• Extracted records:
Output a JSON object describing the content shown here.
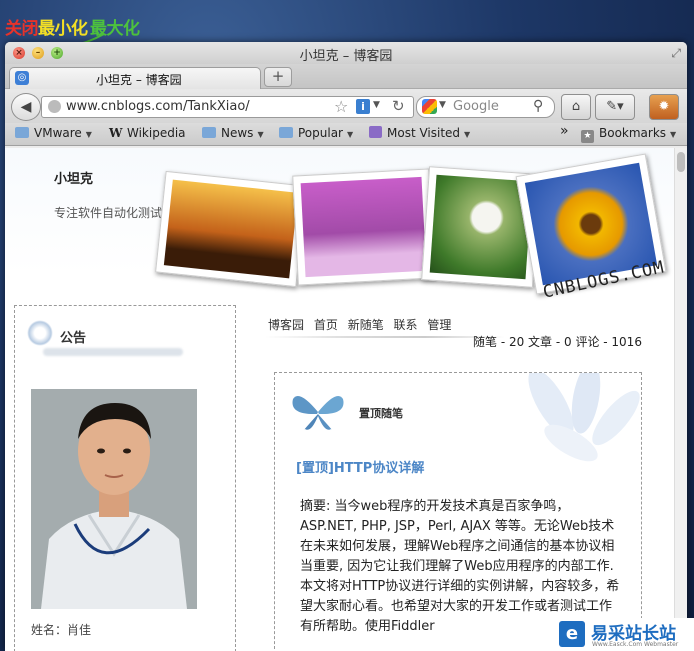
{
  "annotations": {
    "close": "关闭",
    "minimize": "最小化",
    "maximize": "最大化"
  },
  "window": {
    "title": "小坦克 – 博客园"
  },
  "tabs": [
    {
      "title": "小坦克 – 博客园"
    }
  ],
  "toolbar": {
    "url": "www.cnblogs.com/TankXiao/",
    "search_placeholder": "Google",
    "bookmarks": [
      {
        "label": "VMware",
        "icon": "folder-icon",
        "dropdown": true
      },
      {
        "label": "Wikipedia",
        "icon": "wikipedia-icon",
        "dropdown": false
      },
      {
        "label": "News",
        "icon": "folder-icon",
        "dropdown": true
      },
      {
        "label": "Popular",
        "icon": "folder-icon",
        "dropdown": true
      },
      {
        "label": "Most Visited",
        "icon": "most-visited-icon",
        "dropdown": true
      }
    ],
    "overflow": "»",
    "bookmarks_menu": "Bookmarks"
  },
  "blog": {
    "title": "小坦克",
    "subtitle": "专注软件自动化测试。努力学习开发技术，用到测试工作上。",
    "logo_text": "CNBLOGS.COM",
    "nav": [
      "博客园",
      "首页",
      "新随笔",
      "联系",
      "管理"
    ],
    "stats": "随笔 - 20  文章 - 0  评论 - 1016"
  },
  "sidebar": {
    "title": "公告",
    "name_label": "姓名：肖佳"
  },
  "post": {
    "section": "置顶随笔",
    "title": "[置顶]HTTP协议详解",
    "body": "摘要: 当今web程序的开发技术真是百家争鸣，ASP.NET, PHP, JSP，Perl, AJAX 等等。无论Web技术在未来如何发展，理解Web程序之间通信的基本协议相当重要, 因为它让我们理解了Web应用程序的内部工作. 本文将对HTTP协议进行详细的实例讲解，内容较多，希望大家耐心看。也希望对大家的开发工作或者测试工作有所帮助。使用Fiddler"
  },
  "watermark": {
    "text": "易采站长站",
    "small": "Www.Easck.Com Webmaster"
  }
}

• What is asked: Omit any images, then output the listing exactly.

• Output for this task:
Output a JSON object describing the content shown here.
{
  "annotations": {
    "close": "关闭",
    "minimize": "最小化",
    "maximize": "最大化"
  },
  "window": {
    "title": "小坦克 – 博客园"
  },
  "tabs": [
    {
      "title": "小坦克 – 博客园"
    }
  ],
  "toolbar": {
    "url": "www.cnblogs.com/TankXiao/",
    "search_placeholder": "Google",
    "bookmarks": [
      {
        "label": "VMware",
        "icon": "folder-icon",
        "dropdown": true
      },
      {
        "label": "Wikipedia",
        "icon": "wikipedia-icon",
        "dropdown": false
      },
      {
        "label": "News",
        "icon": "folder-icon",
        "dropdown": true
      },
      {
        "label": "Popular",
        "icon": "folder-icon",
        "dropdown": true
      },
      {
        "label": "Most Visited",
        "icon": "most-visited-icon",
        "dropdown": true
      }
    ],
    "overflow": "»",
    "bookmarks_menu": "Bookmarks"
  },
  "blog": {
    "title": "小坦克",
    "subtitle": "专注软件自动化测试。努力学习开发技术，用到测试工作上。",
    "logo_text": "CNBLOGS.COM",
    "nav": [
      "博客园",
      "首页",
      "新随笔",
      "联系",
      "管理"
    ],
    "stats": "随笔 - 20  文章 - 0  评论 - 1016"
  },
  "sidebar": {
    "title": "公告",
    "name_label": "姓名：肖佳"
  },
  "post": {
    "section": "置顶随笔",
    "title": "[置顶]HTTP协议详解",
    "body": "摘要: 当今web程序的开发技术真是百家争鸣，ASP.NET, PHP, JSP，Perl, AJAX 等等。无论Web技术在未来如何发展，理解Web程序之间通信的基本协议相当重要, 因为它让我们理解了Web应用程序的内部工作. 本文将对HTTP协议进行详细的实例讲解，内容较多，希望大家耐心看。也希望对大家的开发工作或者测试工作有所帮助。使用Fiddler"
  },
  "watermark": {
    "text": "易采站长站",
    "small": "Www.Easck.Com Webmaster"
  }
}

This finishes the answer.